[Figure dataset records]
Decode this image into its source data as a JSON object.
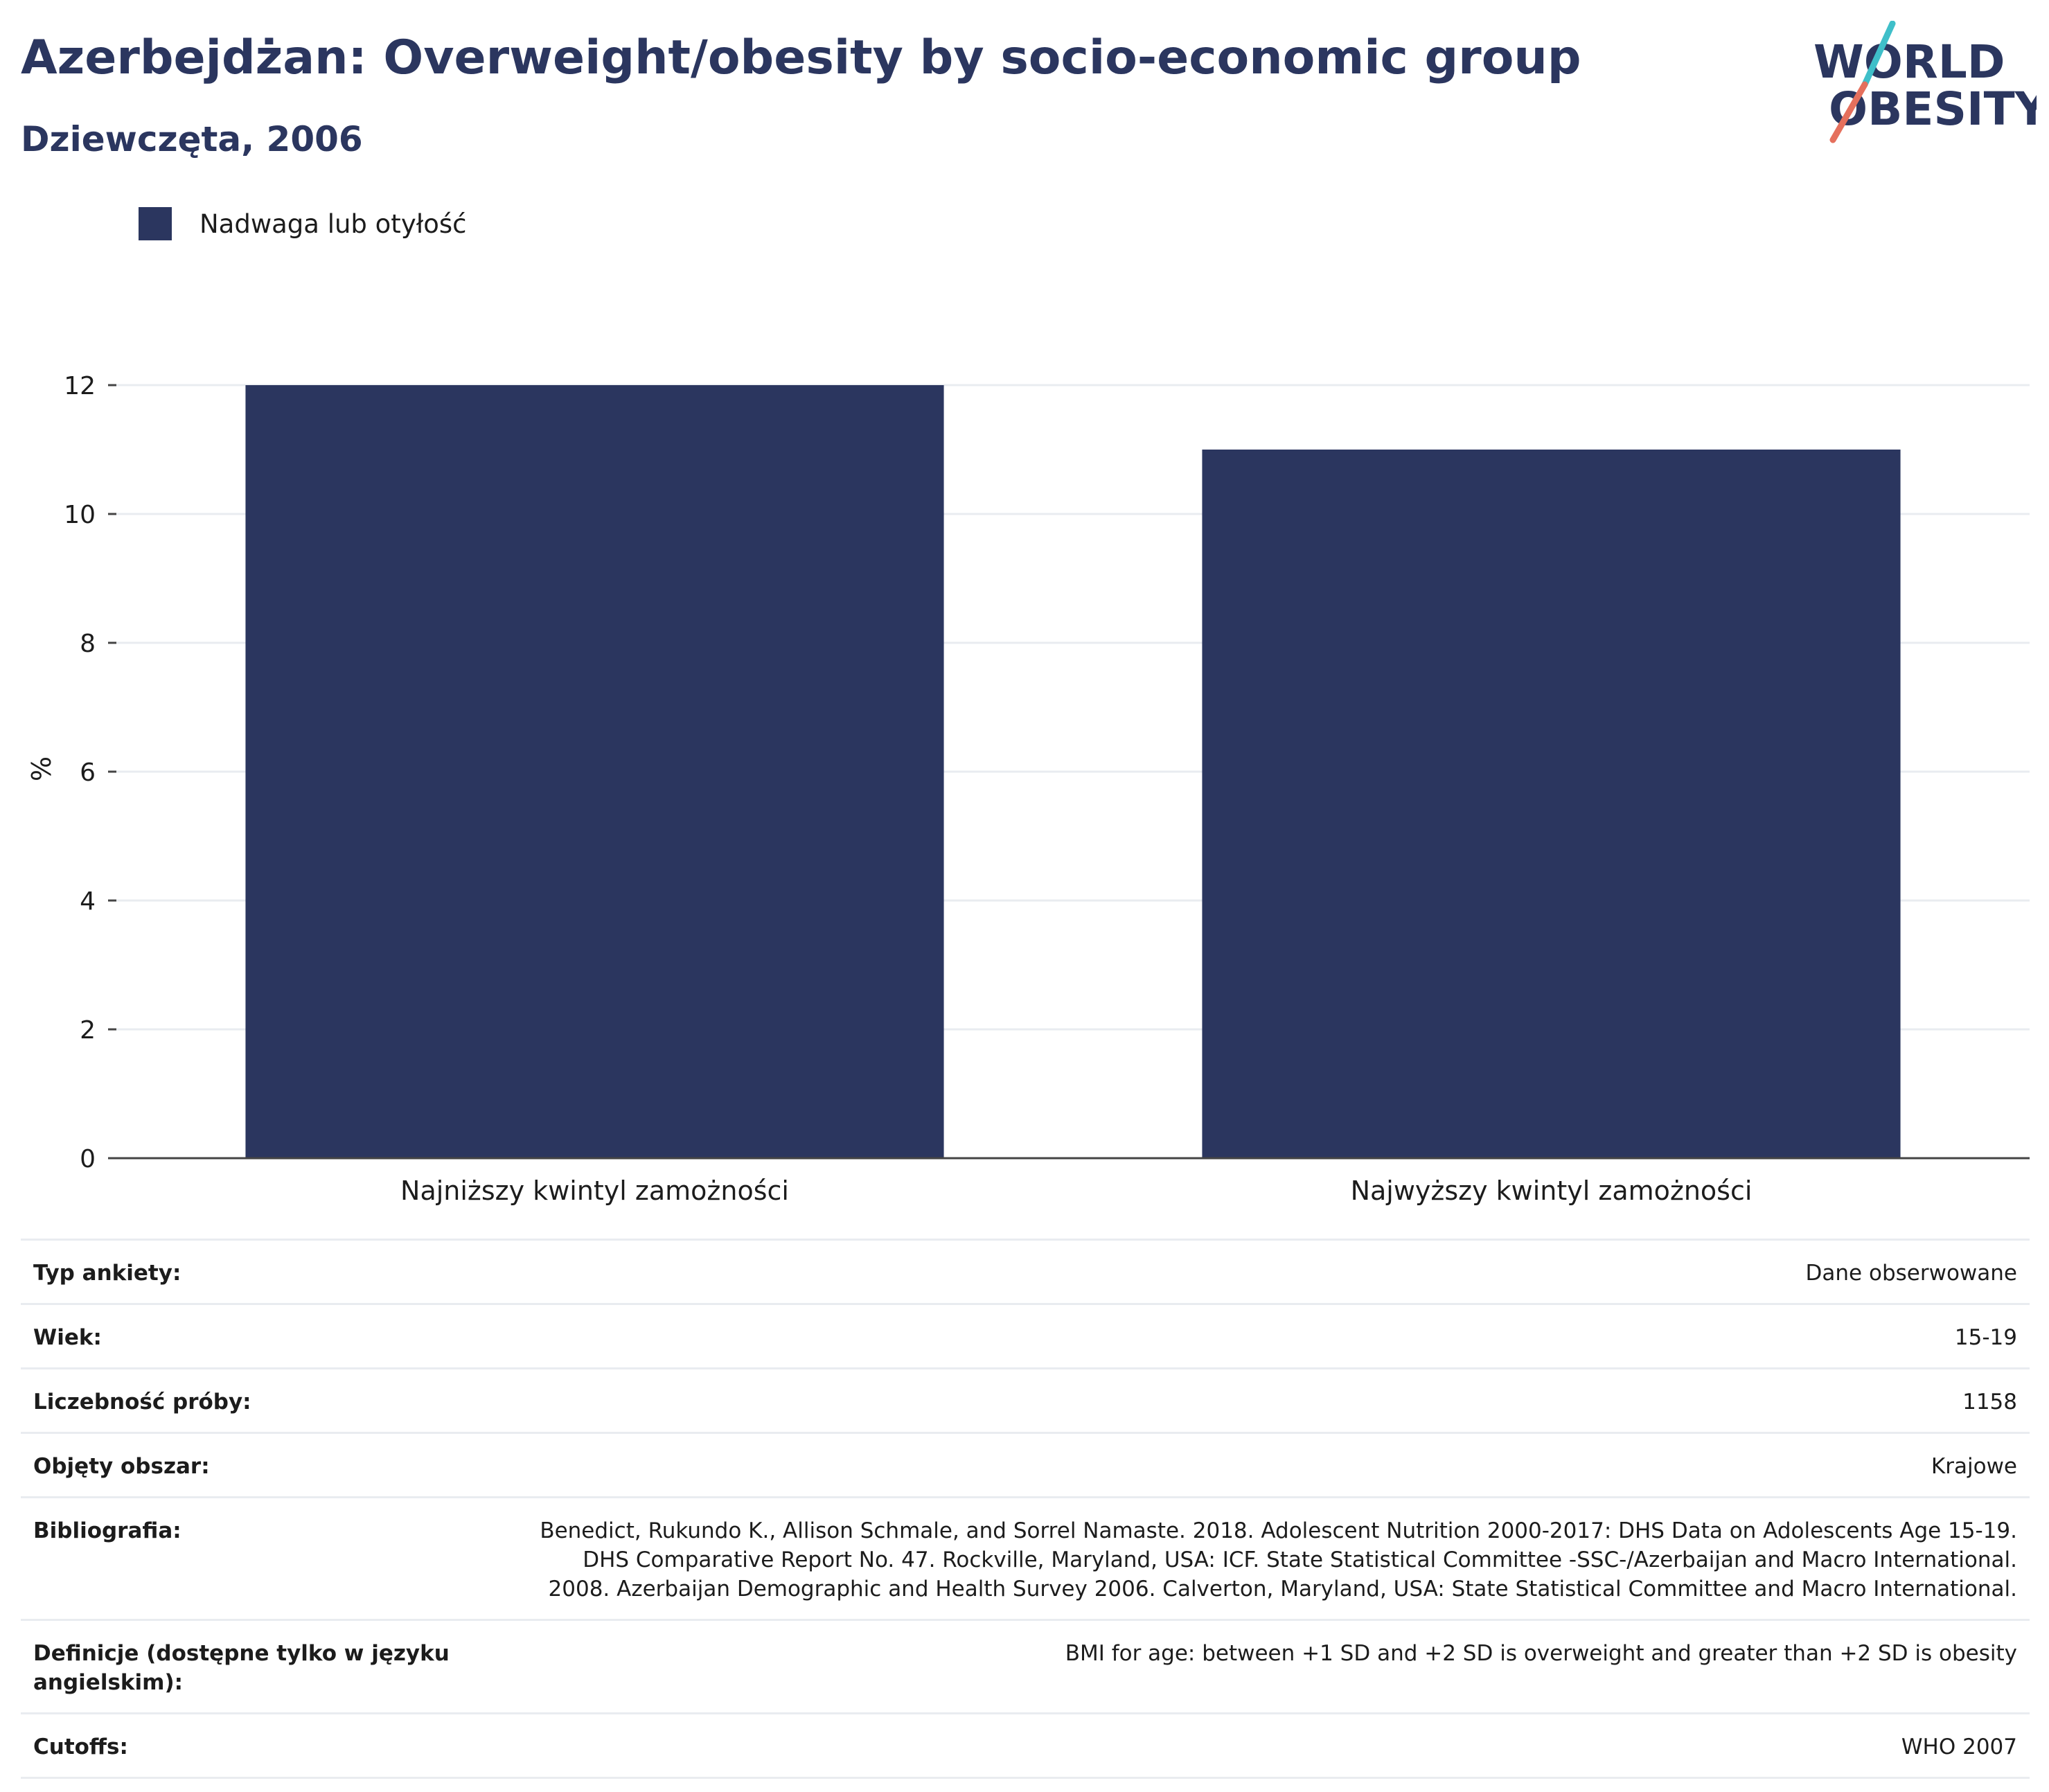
{
  "header": {
    "title": "Azerbejdżan: Overweight/obesity by socio-economic group",
    "subtitle": "Dziewczęta, 2006"
  },
  "logo": {
    "line1": "WORLD",
    "line2": "OBESITY",
    "colors": {
      "text": "#2b365f",
      "slash_top": "#3fbfc9",
      "slash_bottom": "#e5705d"
    }
  },
  "legend": {
    "label": "Nadwaga lub otyłość",
    "color": "#2b365f"
  },
  "chart_data": {
    "type": "bar",
    "categories": [
      "Najniższy kwintyl zamożności",
      "Najwyższy kwintyl zamożności"
    ],
    "series": [
      {
        "name": "Nadwaga lub otyłość",
        "values": [
          12.0,
          11.0
        ],
        "color": "#2b365f"
      }
    ],
    "xlabel": "",
    "ylabel": "%",
    "ylim": [
      0,
      12
    ],
    "yticks": [
      0,
      2,
      4,
      6,
      8,
      10,
      12
    ],
    "grid": true,
    "legend_position": "top-left"
  },
  "info": [
    {
      "label": "Typ ankiety:",
      "value": "Dane obserwowane"
    },
    {
      "label": "Wiek:",
      "value": "15-19"
    },
    {
      "label": "Liczebność próby:",
      "value": "1158"
    },
    {
      "label": "Objęty obszar:",
      "value": "Krajowe"
    },
    {
      "label": "Bibliografia:",
      "value": "Benedict, Rukundo K., Allison Schmale, and Sorrel Namaste. 2018. Adolescent Nutrition 2000-2017: DHS Data on Adolescents Age 15-19. DHS Comparative Report No. 47. Rockville, Maryland, USA: ICF. State Statistical Committee -SSC-/Azerbaijan and Macro International. 2008. Azerbaijan Demographic and Health Survey 2006. Calverton, Maryland, USA: State Statistical Committee and Macro International."
    },
    {
      "label": "Definicje (dostępne tylko w języku angielskim):",
      "value": "BMI for age: between +1 SD and +2 SD is overweight and greater than +2 SD is obesity"
    },
    {
      "label": "Cutoffs:",
      "value": "WHO 2007"
    }
  ]
}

- Directive:
Write out every line of the listing that holds the word "kwintyl".

- The solution:
      "Najniższy kwintyl zamożności",
      "Najwyższy kwintyl zamożności"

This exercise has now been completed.